* start Supplied data *

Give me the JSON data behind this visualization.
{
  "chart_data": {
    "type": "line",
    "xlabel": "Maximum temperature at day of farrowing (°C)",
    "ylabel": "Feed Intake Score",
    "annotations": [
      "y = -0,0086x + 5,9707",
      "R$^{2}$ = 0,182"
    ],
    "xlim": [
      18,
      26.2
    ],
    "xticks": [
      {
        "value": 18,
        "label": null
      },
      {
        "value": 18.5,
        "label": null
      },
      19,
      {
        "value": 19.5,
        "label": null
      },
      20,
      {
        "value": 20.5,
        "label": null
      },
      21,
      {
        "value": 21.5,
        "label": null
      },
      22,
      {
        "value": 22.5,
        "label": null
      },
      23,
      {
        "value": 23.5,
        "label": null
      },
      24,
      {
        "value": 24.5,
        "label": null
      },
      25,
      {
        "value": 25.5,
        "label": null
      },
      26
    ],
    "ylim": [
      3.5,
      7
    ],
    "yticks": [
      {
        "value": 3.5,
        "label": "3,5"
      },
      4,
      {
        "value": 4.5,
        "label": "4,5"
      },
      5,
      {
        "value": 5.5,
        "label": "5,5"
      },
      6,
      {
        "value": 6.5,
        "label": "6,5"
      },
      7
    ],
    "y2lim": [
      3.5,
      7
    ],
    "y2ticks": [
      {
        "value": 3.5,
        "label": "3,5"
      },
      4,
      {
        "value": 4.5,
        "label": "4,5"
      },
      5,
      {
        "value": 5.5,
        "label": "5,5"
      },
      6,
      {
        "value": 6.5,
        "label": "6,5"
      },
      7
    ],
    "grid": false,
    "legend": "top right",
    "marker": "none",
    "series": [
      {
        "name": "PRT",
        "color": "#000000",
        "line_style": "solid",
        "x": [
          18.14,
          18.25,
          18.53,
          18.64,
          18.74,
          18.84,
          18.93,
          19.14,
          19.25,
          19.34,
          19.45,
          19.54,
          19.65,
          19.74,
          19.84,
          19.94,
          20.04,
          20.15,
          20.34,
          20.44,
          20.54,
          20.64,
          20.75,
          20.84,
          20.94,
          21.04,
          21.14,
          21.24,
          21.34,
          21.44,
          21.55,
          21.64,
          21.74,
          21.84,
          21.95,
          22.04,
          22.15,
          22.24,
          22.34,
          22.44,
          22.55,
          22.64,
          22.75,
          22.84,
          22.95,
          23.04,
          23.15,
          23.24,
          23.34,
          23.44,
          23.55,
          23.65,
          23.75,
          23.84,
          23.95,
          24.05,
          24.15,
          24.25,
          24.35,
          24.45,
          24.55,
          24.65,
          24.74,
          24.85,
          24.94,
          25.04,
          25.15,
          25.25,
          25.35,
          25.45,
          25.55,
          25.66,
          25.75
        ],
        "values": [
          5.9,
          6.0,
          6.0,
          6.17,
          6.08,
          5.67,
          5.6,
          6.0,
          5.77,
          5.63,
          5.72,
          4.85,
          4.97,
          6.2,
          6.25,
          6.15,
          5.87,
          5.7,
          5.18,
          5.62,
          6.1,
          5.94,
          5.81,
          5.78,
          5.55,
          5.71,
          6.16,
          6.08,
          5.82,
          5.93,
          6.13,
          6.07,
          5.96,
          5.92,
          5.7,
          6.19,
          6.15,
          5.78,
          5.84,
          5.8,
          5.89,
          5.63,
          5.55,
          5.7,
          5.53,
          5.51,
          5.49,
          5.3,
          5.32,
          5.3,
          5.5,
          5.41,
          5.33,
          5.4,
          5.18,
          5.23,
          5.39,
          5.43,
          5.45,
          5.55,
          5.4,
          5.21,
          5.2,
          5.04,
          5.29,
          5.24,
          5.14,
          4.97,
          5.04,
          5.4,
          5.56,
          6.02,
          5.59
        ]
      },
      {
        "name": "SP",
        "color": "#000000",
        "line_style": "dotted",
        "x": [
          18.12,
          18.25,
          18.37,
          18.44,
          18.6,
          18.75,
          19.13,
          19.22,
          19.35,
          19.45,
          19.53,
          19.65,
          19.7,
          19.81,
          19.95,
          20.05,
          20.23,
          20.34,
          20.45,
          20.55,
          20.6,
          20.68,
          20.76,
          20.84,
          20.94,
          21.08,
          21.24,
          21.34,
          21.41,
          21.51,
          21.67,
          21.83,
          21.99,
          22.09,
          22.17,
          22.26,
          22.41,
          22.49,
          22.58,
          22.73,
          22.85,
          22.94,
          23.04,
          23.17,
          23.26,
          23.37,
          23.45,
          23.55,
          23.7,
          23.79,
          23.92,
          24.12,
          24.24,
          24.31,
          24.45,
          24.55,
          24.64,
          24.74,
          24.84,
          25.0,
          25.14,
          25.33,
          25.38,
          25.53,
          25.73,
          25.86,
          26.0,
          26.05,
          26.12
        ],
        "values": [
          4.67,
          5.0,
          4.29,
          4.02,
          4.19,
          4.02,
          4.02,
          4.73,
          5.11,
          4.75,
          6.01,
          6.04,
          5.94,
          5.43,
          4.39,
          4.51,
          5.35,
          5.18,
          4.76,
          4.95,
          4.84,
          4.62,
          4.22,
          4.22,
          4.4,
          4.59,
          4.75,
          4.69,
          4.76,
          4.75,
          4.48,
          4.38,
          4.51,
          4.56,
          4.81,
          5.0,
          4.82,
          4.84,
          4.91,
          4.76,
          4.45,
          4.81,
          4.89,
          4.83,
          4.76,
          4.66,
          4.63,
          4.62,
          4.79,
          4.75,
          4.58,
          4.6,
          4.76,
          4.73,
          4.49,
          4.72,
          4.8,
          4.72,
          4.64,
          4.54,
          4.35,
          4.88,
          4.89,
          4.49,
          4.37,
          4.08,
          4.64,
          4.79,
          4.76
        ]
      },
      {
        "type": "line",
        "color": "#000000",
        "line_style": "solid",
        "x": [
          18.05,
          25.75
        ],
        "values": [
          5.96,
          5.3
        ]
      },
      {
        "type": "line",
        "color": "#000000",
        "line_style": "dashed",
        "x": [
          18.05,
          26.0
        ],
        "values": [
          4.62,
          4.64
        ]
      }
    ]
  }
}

* end Supplied data *

__Exercise requirements__. Please set down all the data word for word.

__Solution to this exercise__.
Give me the JSON data behind this visualization.
{
  "chart_data": {
    "type": "line",
    "xlabel": "Maximum temperature at day of farrowing (°C)",
    "ylabel": "Feed Intake Score",
    "annotations": [
      "y = -0,0086x + 5,9707",
      "R$^{2}$ = 0,182"
    ],
    "xlim": [
      18,
      26.2
    ],
    "xticks": [
      {
        "value": 18,
        "label": null
      },
      {
        "value": 18.5,
        "label": null
      },
      19,
      {
        "value": 19.5,
        "label": null
      },
      20,
      {
        "value": 20.5,
        "label": null
      },
      21,
      {
        "value": 21.5,
        "label": null
      },
      22,
      {
        "value": 22.5,
        "label": null
      },
      23,
      {
        "value": 23.5,
        "label": null
      },
      24,
      {
        "value": 24.5,
        "label": null
      },
      25,
      {
        "value": 25.5,
        "label": null
      },
      26
    ],
    "ylim": [
      3.5,
      7
    ],
    "yticks": [
      {
        "value": 3.5,
        "label": "3,5"
      },
      4,
      {
        "value": 4.5,
        "label": "4,5"
      },
      5,
      {
        "value": 5.5,
        "label": "5,5"
      },
      6,
      {
        "value": 6.5,
        "label": "6,5"
      },
      7
    ],
    "y2lim": [
      3.5,
      7
    ],
    "y2ticks": [
      {
        "value": 3.5,
        "label": "3,5"
      },
      4,
      {
        "value": 4.5,
        "label": "4,5"
      },
      5,
      {
        "value": 5.5,
        "label": "5,5"
      },
      6,
      {
        "value": 6.5,
        "label": "6,5"
      },
      7
    ],
    "grid": false,
    "legend": "top right",
    "marker": "none",
    "series": [
      {
        "name": "PRT",
        "color": "#000000",
        "line_style": "solid",
        "x": [
          18.14,
          18.25,
          18.53,
          18.64,
          18.74,
          18.84,
          18.93,
          19.14,
          19.25,
          19.34,
          19.45,
          19.54,
          19.65,
          19.74,
          19.84,
          19.94,
          20.04,
          20.15,
          20.34,
          20.44,
          20.54,
          20.64,
          20.75,
          20.84,
          20.94,
          21.04,
          21.14,
          21.24,
          21.34,
          21.44,
          21.55,
          21.64,
          21.74,
          21.84,
          21.95,
          22.04,
          22.15,
          22.24,
          22.34,
          22.44,
          22.55,
          22.64,
          22.75,
          22.84,
          22.95,
          23.04,
          23.15,
          23.24,
          23.34,
          23.44,
          23.55,
          23.65,
          23.75,
          23.84,
          23.95,
          24.05,
          24.15,
          24.25,
          24.35,
          24.45,
          24.55,
          24.65,
          24.74,
          24.85,
          24.94,
          25.04,
          25.15,
          25.25,
          25.35,
          25.45,
          25.55,
          25.66,
          25.75
        ],
        "values": [
          5.9,
          6.0,
          6.0,
          6.17,
          6.08,
          5.67,
          5.6,
          6.0,
          5.77,
          5.63,
          5.72,
          4.85,
          4.97,
          6.2,
          6.25,
          6.15,
          5.87,
          5.7,
          5.18,
          5.62,
          6.1,
          5.94,
          5.81,
          5.78,
          5.55,
          5.71,
          6.16,
          6.08,
          5.82,
          5.93,
          6.13,
          6.07,
          5.96,
          5.92,
          5.7,
          6.19,
          6.15,
          5.78,
          5.84,
          5.8,
          5.89,
          5.63,
          5.55,
          5.7,
          5.53,
          5.51,
          5.49,
          5.3,
          5.32,
          5.3,
          5.5,
          5.41,
          5.33,
          5.4,
          5.18,
          5.23,
          5.39,
          5.43,
          5.45,
          5.55,
          5.4,
          5.21,
          5.2,
          5.04,
          5.29,
          5.24,
          5.14,
          4.97,
          5.04,
          5.4,
          5.56,
          6.02,
          5.59
        ]
      },
      {
        "name": "SP",
        "color": "#000000",
        "line_style": "dotted",
        "x": [
          18.12,
          18.25,
          18.37,
          18.44,
          18.6,
          18.75,
          19.13,
          19.22,
          19.35,
          19.45,
          19.53,
          19.65,
          19.7,
          19.81,
          19.95,
          20.05,
          20.23,
          20.34,
          20.45,
          20.55,
          20.6,
          20.68,
          20.76,
          20.84,
          20.94,
          21.08,
          21.24,
          21.34,
          21.41,
          21.51,
          21.67,
          21.83,
          21.99,
          22.09,
          22.17,
          22.26,
          22.41,
          22.49,
          22.58,
          22.73,
          22.85,
          22.94,
          23.04,
          23.17,
          23.26,
          23.37,
          23.45,
          23.55,
          23.7,
          23.79,
          23.92,
          24.12,
          24.24,
          24.31,
          24.45,
          24.55,
          24.64,
          24.74,
          24.84,
          25.0,
          25.14,
          25.33,
          25.38,
          25.53,
          25.73,
          25.86,
          26.0,
          26.05,
          26.12
        ],
        "values": [
          4.67,
          5.0,
          4.29,
          4.02,
          4.19,
          4.02,
          4.02,
          4.73,
          5.11,
          4.75,
          6.01,
          6.04,
          5.94,
          5.43,
          4.39,
          4.51,
          5.35,
          5.18,
          4.76,
          4.95,
          4.84,
          4.62,
          4.22,
          4.22,
          4.4,
          4.59,
          4.75,
          4.69,
          4.76,
          4.75,
          4.48,
          4.38,
          4.51,
          4.56,
          4.81,
          5.0,
          4.82,
          4.84,
          4.91,
          4.76,
          4.45,
          4.81,
          4.89,
          4.83,
          4.76,
          4.66,
          4.63,
          4.62,
          4.79,
          4.75,
          4.58,
          4.6,
          4.76,
          4.73,
          4.49,
          4.72,
          4.8,
          4.72,
          4.64,
          4.54,
          4.35,
          4.88,
          4.89,
          4.49,
          4.37,
          4.08,
          4.64,
          4.79,
          4.76
        ]
      },
      {
        "type": "line",
        "color": "#000000",
        "line_style": "solid",
        "x": [
          18.05,
          25.75
        ],
        "values": [
          5.96,
          5.3
        ]
      },
      {
        "type": "line",
        "color": "#000000",
        "line_style": "dashed",
        "x": [
          18.05,
          26.0
        ],
        "values": [
          4.62,
          4.64
        ]
      }
    ]
  }
}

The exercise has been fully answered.